## [Task description]
Return each line of the listing that contains the string "this".

Excerpts from a figure dataset:
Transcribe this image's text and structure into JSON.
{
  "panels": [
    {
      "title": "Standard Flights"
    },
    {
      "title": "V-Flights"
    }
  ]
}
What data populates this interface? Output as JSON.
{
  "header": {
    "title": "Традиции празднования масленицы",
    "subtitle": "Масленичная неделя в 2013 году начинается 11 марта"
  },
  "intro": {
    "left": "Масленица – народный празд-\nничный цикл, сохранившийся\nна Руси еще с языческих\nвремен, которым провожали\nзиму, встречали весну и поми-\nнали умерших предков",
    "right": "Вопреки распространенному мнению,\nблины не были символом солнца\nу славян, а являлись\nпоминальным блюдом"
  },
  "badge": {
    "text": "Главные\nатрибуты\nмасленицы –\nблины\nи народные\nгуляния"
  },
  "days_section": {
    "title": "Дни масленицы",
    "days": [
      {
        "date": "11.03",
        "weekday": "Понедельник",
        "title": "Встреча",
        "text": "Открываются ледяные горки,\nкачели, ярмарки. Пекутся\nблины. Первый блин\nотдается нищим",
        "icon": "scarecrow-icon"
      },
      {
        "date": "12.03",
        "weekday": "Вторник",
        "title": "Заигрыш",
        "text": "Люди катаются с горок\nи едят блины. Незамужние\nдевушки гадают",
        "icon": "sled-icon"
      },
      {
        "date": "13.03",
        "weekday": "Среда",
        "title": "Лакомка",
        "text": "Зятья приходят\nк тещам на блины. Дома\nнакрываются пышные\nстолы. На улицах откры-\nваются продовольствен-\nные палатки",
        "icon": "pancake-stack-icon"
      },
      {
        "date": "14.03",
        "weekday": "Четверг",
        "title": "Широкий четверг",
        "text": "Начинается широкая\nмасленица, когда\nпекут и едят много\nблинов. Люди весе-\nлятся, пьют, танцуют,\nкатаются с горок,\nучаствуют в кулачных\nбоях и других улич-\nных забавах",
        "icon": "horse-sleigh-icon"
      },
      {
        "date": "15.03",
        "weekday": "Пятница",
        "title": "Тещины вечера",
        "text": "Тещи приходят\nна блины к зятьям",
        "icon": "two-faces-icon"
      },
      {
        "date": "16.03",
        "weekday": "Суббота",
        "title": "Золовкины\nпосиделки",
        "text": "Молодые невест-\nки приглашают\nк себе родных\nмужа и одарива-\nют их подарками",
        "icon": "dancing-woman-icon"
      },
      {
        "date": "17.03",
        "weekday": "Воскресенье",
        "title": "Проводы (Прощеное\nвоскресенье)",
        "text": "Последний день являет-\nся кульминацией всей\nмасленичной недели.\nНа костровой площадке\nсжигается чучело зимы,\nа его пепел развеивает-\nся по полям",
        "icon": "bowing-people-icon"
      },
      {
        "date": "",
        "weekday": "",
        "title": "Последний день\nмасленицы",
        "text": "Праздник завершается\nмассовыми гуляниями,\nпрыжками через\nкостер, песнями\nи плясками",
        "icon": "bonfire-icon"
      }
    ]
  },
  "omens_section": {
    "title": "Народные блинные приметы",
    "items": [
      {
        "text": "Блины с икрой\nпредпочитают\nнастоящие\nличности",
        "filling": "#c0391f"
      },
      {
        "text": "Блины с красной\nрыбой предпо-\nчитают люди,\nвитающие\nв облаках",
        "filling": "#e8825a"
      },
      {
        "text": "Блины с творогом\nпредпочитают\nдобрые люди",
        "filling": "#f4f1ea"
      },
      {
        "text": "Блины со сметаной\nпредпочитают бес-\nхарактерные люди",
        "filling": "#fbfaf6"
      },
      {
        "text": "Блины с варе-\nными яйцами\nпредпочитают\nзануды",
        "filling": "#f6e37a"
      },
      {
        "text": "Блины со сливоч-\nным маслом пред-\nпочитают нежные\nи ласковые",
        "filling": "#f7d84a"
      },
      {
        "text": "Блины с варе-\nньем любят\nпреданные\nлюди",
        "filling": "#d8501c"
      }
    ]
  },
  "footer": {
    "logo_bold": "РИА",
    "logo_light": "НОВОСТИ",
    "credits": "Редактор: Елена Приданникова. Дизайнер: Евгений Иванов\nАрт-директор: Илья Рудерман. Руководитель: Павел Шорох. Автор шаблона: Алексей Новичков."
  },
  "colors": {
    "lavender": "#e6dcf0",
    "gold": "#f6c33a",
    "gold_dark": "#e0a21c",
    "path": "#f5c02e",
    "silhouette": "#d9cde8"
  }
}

## [Exercise result]
Transcribe this image's text and structure into JSON.
What data populates this interface? Output as JSON.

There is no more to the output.